== DATA LISTING ==

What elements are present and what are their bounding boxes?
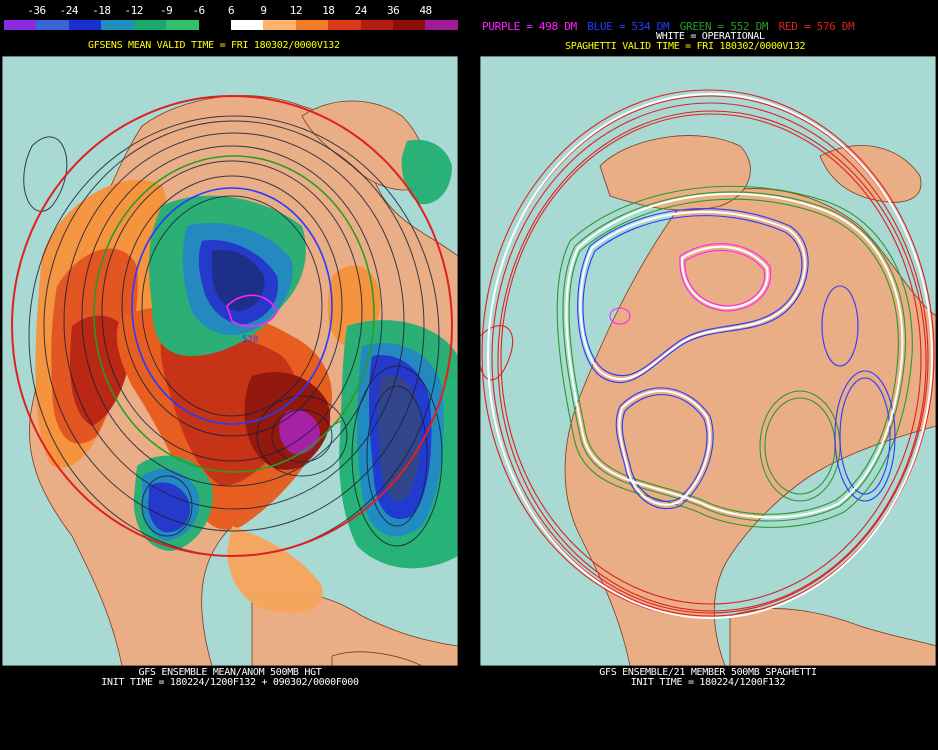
right-top-caption: SPAGHETTI VALID TIME = FRI 180302/0000V1… <box>565 41 806 52</box>
colorbar-label: 18 <box>322 4 335 17</box>
colorbar-label: 24 <box>354 4 368 17</box>
ensemble-mean-map: 528 <box>2 56 458 666</box>
spaghetti-legend: PURPLE = 498 DM BLUE = 534 DM GREEN = 55… <box>482 20 858 33</box>
colorbar-label: -6 <box>192 4 205 17</box>
right-bottom-caption-line1: GFS ENSEMBLE/21 MEMBER 500MB SPAGHETTI <box>599 667 817 678</box>
colorbar-segment <box>68 20 102 30</box>
colorbar-segment <box>166 20 199 30</box>
colorbar-segment <box>36 20 69 30</box>
colorbar-segment <box>4 20 37 30</box>
left-top-caption: GFSENS MEAN VALID TIME = FRI 180302/0000… <box>88 40 340 51</box>
key-contours <box>11 95 453 557</box>
colorbar-labels: -36 -24 -18 -12 -9 -6 6 9 12 18 24 36 48 <box>0 4 470 18</box>
legend-purple: PURPLE = 498 DM <box>482 20 577 33</box>
colorbar-label: -24 <box>59 4 79 17</box>
colorbar-segment <box>230 20 264 30</box>
legend-blue: BLUE = 534 DM <box>587 20 670 33</box>
contour-label-528: 528 <box>242 335 258 345</box>
colorbar-label: -9 <box>160 4 173 17</box>
legend-white: WHITE = OPERATIONAL <box>656 31 765 42</box>
colorbar-label: 9 <box>260 4 267 17</box>
colorbar-segment <box>425 20 458 30</box>
spaghetti-map <box>480 56 936 666</box>
anomaly-colorbar <box>4 20 458 30</box>
left-bottom-caption-line2: INIT TIME = 180224/1200F132 + 090302/000… <box>101 677 359 688</box>
land-masses <box>564 135 936 666</box>
colorbar-segment <box>133 20 167 30</box>
colorbar-segment <box>198 20 231 30</box>
left-bottom-caption: GFS ENSEMBLE MEAN/ANOM 500MB HGT INIT TI… <box>2 668 458 688</box>
colorbar-label: -12 <box>124 4 144 17</box>
purple-498-contours <box>609 243 772 325</box>
colorbar-label: 12 <box>289 4 303 17</box>
colorbar-label: -36 <box>27 4 46 17</box>
colorbar-segment <box>393 20 426 30</box>
blue-534-contours <box>577 208 896 510</box>
colorbar-label: 48 <box>419 4 432 17</box>
left-bottom-caption-line1: GFS ENSEMBLE MEAN/ANOM 500MB HGT <box>138 667 322 678</box>
colorbar-segment <box>101 20 134 30</box>
colorbar-segment <box>328 20 361 30</box>
legend-green: GREEN = 552 DM <box>679 20 769 33</box>
colorbar-segment <box>263 20 296 30</box>
legend-red: RED = 576 DM <box>778 20 855 33</box>
colorbar-segment <box>360 20 394 30</box>
right-bottom-caption-line2: INIT TIME = 180224/1200F132 <box>630 677 786 688</box>
colorbar-label: 36 <box>387 4 400 17</box>
colorbar-label: -18 <box>92 4 111 17</box>
operational-contours <box>487 93 933 619</box>
colorbar-label: 6 <box>227 4 235 17</box>
colorbar-segment <box>295 20 329 30</box>
right-bottom-caption: GFS ENSEMBLE/21 MEMBER 500MB SPAGHETTI I… <box>480 668 936 688</box>
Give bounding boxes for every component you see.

===

WHAT IS NEEDED: Count the rows above that contain the string "left" and give only the number.

OUTPUT FOR THIS EXERCISE: 4